### What the task requires
All of the records below must be output exactly, with no pictures carried over.

### The records
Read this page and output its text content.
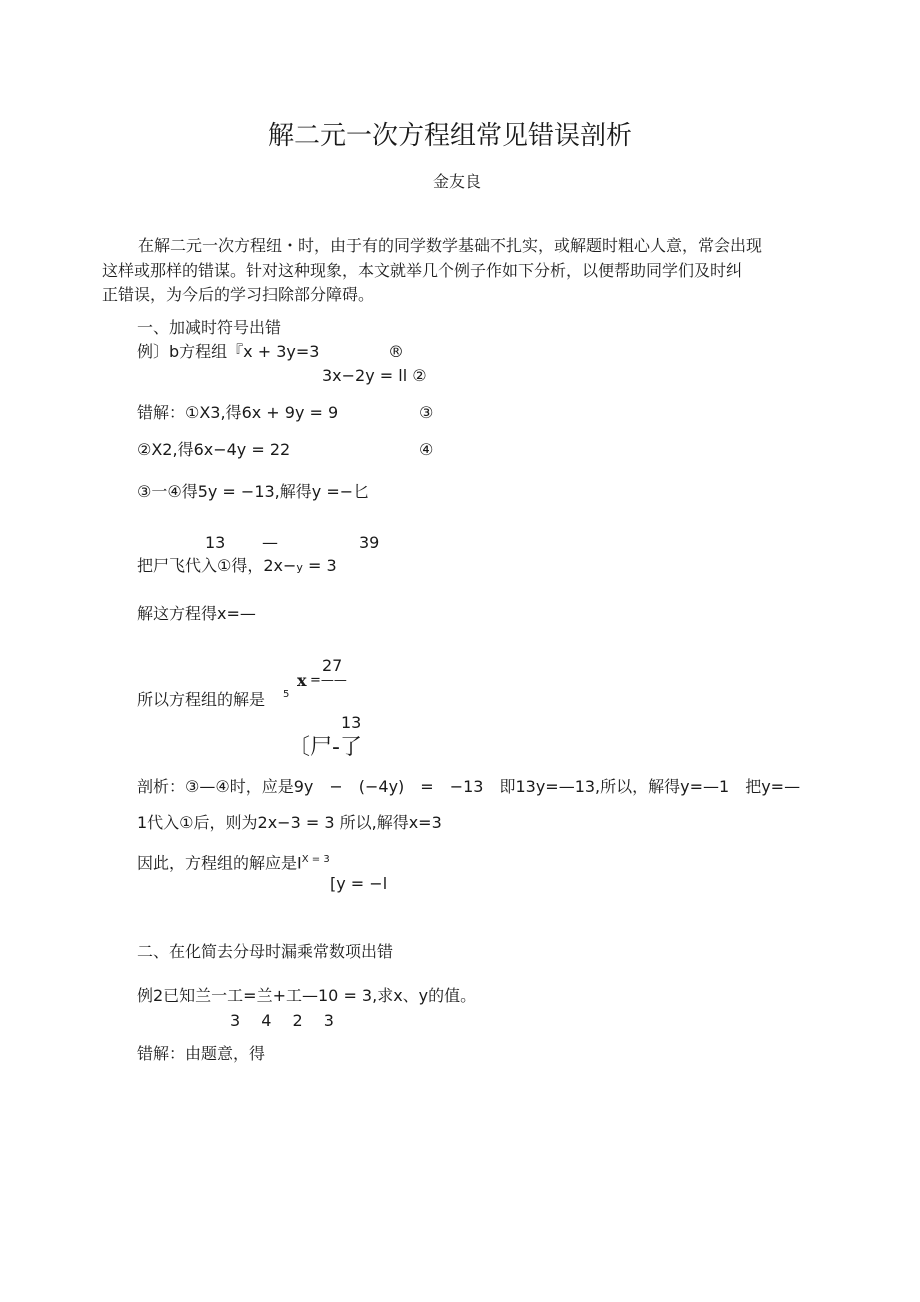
解二元一次方程组常见错误剖析
金友良
在解二元一次方程纽・时，由于有的同学数学基础不扎实，或解题时粗心人意，常会出现
这样或那样的错谋。针对这种现象，本文就举几个例子作如下分析，以便帮助同学们及时纠
正错误，为今后的学习扫除部分障碍。
一、加减时符号出错
例〕b方程组『x + 3y=3	®
3x−2y = ll ②
错解：①X3,得6x + 9y = 9	③
②X2,得6x−4y = 22	④
③一④得5y = −13,解得y =−匕
13 —	39
把尸飞代入①得，2x−y = 3
解这方程得x=—
27
x =——
所以方程组的解是 5
13
〔尸-了
剖析：③—④时，应是9y　−　(−4y)　=　−13　即13y=—13,所以，解得y=—1　把y=—
1代入①后，则为2x−3 = 3 所以,解得x=3
因此，方程组的解应是$I^{X = 3}$
[y = −l
二、在化简去分母时漏乘常数项出错
例2已知兰一工=兰+工—10 = 3,求x、y的值。
3　 4　 2　 3
错解：由题意，得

### Result for this exercise
Read this page and output its text content.
解二元一次方程组常见错误剖析
金友良
在解二元一次方程纽・时，由于有的同学数学基础不扎实，或解题时粗心人意，常会出现
这样或那样的错谋。针对这种现象，本文就举几个例子作如下分析，以便帮助同学们及时纠
正错误，为今后的学习扫除部分障碍。
一、加减时符号出错
例〕b方程组『x + 3y=3	®
3x−2y = ll ②
错解：①X3,得6x + 9y = 9	③
②X2,得6x−4y = 22	④
③一④得5y = −13,解得y =−匕
13 —	39
把尸飞代入①得，2x−y = 3
解这方程得x=—
27
x =——
所以方程组的解是 5
13
〔尸-了
剖析：③—④时，应是9y　−　(−4y)　=　−13　即13y=—13,所以，解得y=—1　把y=—
1代入①后，则为2x−3 = 3 所以,解得x=3
因此，方程组的解应是$I^{X = 3}$
[y = −l
二、在化简去分母时漏乘常数项出错
例2已知兰一工=兰+工—10 = 3,求x、y的值。
3　 4　 2　 3
错解：由题意，得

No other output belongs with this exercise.